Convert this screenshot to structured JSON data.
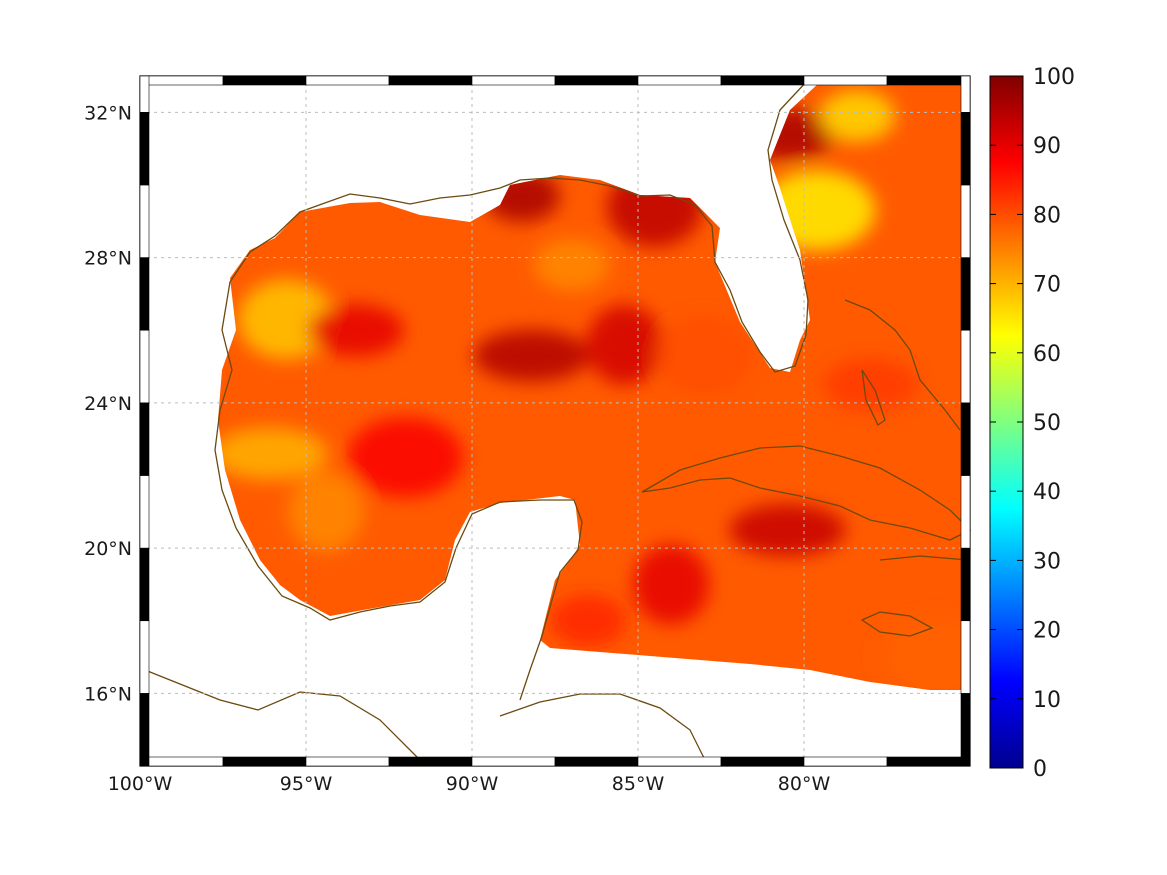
{
  "chart_data": {
    "type": "heatmap",
    "map_region": "Gulf of Mexico and western Caribbean",
    "lon_range": [
      -100,
      -75
    ],
    "lat_range": [
      14,
      33
    ],
    "x_ticks": [
      {
        "value": -100,
        "label": "100°W"
      },
      {
        "value": -95,
        "label": "95°W"
      },
      {
        "value": -90,
        "label": "90°W"
      },
      {
        "value": -85,
        "label": "85°W"
      },
      {
        "value": -80,
        "label": "80°W"
      }
    ],
    "y_ticks": [
      {
        "value": 32,
        "label": "32°N"
      },
      {
        "value": 28,
        "label": "28°N"
      },
      {
        "value": 24,
        "label": "24°N"
      },
      {
        "value": 20,
        "label": "20°N"
      },
      {
        "value": 16,
        "label": "16°N"
      }
    ],
    "colorbar": {
      "min": 0,
      "max": 100,
      "colormap": "jet",
      "ticks": [
        {
          "value": 100,
          "label": "100"
        },
        {
          "value": 90,
          "label": "90"
        },
        {
          "value": 80,
          "label": "80"
        },
        {
          "value": 70,
          "label": "70"
        },
        {
          "value": 60,
          "label": "60"
        },
        {
          "value": 50,
          "label": "50"
        },
        {
          "value": 40,
          "label": "40"
        },
        {
          "value": 30,
          "label": "30"
        },
        {
          "value": 20,
          "label": "20"
        },
        {
          "value": 10,
          "label": "10"
        },
        {
          "value": 0,
          "label": "0"
        }
      ]
    },
    "grid": true,
    "coastline_color": "#6b4a10",
    "field_hotspots": [
      {
        "lon": -88.5,
        "lat": 29.7,
        "value": 96
      },
      {
        "lon": -84.5,
        "lat": 29.4,
        "value": 94
      },
      {
        "lon": -88.2,
        "lat": 25.3,
        "value": 95
      },
      {
        "lon": -85.4,
        "lat": 25.6,
        "value": 92
      },
      {
        "lon": -80.5,
        "lat": 31.4,
        "value": 96
      },
      {
        "lon": -79.6,
        "lat": 29.3,
        "value": 64
      },
      {
        "lon": -78.4,
        "lat": 31.9,
        "value": 66
      },
      {
        "lon": -95.6,
        "lat": 26.3,
        "value": 68
      },
      {
        "lon": -96.1,
        "lat": 22.6,
        "value": 70
      },
      {
        "lon": -94.4,
        "lat": 21.0,
        "value": 74
      },
      {
        "lon": -93.5,
        "lat": 26.0,
        "value": 90
      },
      {
        "lon": -92.0,
        "lat": 22.5,
        "value": 88
      },
      {
        "lon": -87.0,
        "lat": 27.8,
        "value": 74
      },
      {
        "lon": -83.0,
        "lat": 25.3,
        "value": 80
      },
      {
        "lon": -80.5,
        "lat": 20.5,
        "value": 93
      },
      {
        "lon": -84.0,
        "lat": 19.0,
        "value": 90
      },
      {
        "lon": -78.0,
        "lat": 24.5,
        "value": 82
      },
      {
        "lon": -76.0,
        "lat": 17.0,
        "value": 78
      },
      {
        "lon": -86.5,
        "lat": 18.0,
        "value": 84
      }
    ]
  }
}
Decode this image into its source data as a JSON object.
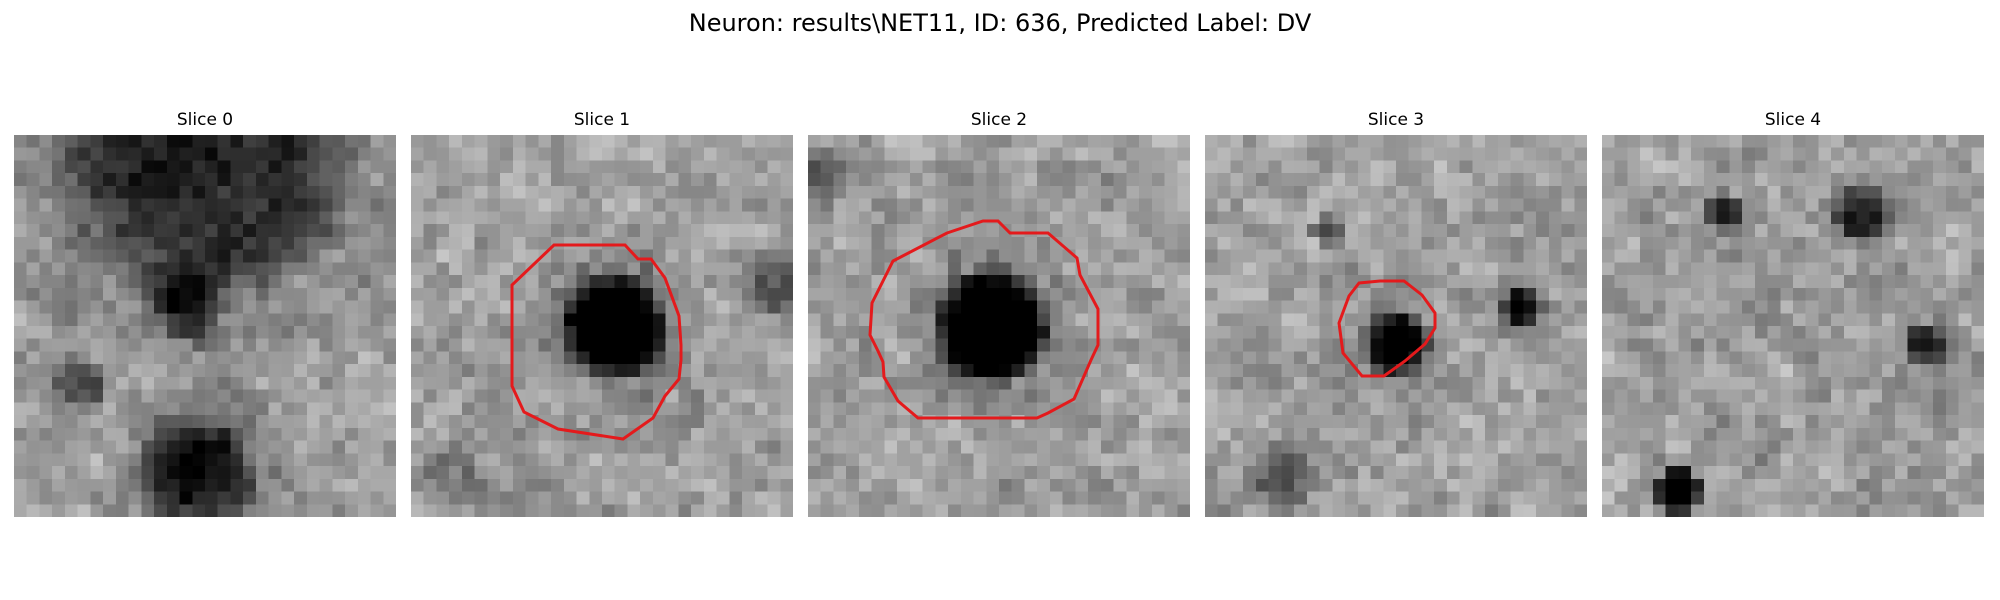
{
  "figure": {
    "title": "Neuron: results\\NET11, ID: 636, Predicted Label: DV"
  },
  "slices": [
    {
      "label": "Slice 0",
      "has_contour": false,
      "dark_blobs": [
        [
          0.45,
          0.45,
          0.1,
          0.45
        ],
        [
          0.48,
          0.88,
          0.18,
          0.55
        ],
        [
          0.5,
          0.05,
          0.45,
          0.5
        ],
        [
          0.18,
          0.65,
          0.08,
          0.35
        ]
      ]
    },
    {
      "label": "Slice 1",
      "has_contour": true,
      "dark_blobs": [
        [
          0.53,
          0.5,
          0.16,
          0.9
        ],
        [
          0.95,
          0.4,
          0.08,
          0.3
        ],
        [
          0.1,
          0.9,
          0.1,
          0.2
        ]
      ]
    },
    {
      "label": "Slice 2",
      "has_contour": true,
      "dark_blobs": [
        [
          0.48,
          0.5,
          0.17,
          0.9
        ],
        [
          0.05,
          0.1,
          0.08,
          0.3
        ]
      ]
    },
    {
      "label": "Slice 3",
      "has_contour": true,
      "dark_blobs": [
        [
          0.5,
          0.55,
          0.1,
          0.75
        ],
        [
          0.83,
          0.45,
          0.06,
          0.6
        ],
        [
          0.32,
          0.25,
          0.05,
          0.4
        ],
        [
          0.2,
          0.9,
          0.1,
          0.3
        ]
      ]
    },
    {
      "label": "Slice 4",
      "has_contour": false,
      "dark_blobs": [
        [
          0.2,
          0.93,
          0.07,
          0.9
        ],
        [
          0.68,
          0.2,
          0.08,
          0.55
        ],
        [
          0.32,
          0.2,
          0.06,
          0.5
        ],
        [
          0.85,
          0.55,
          0.07,
          0.5
        ]
      ]
    }
  ],
  "contour_color": "#e41a1c"
}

============================================================

» To be done
Looking at the records above, tally the lines holding "this" and reply with that number only.

» Result below
2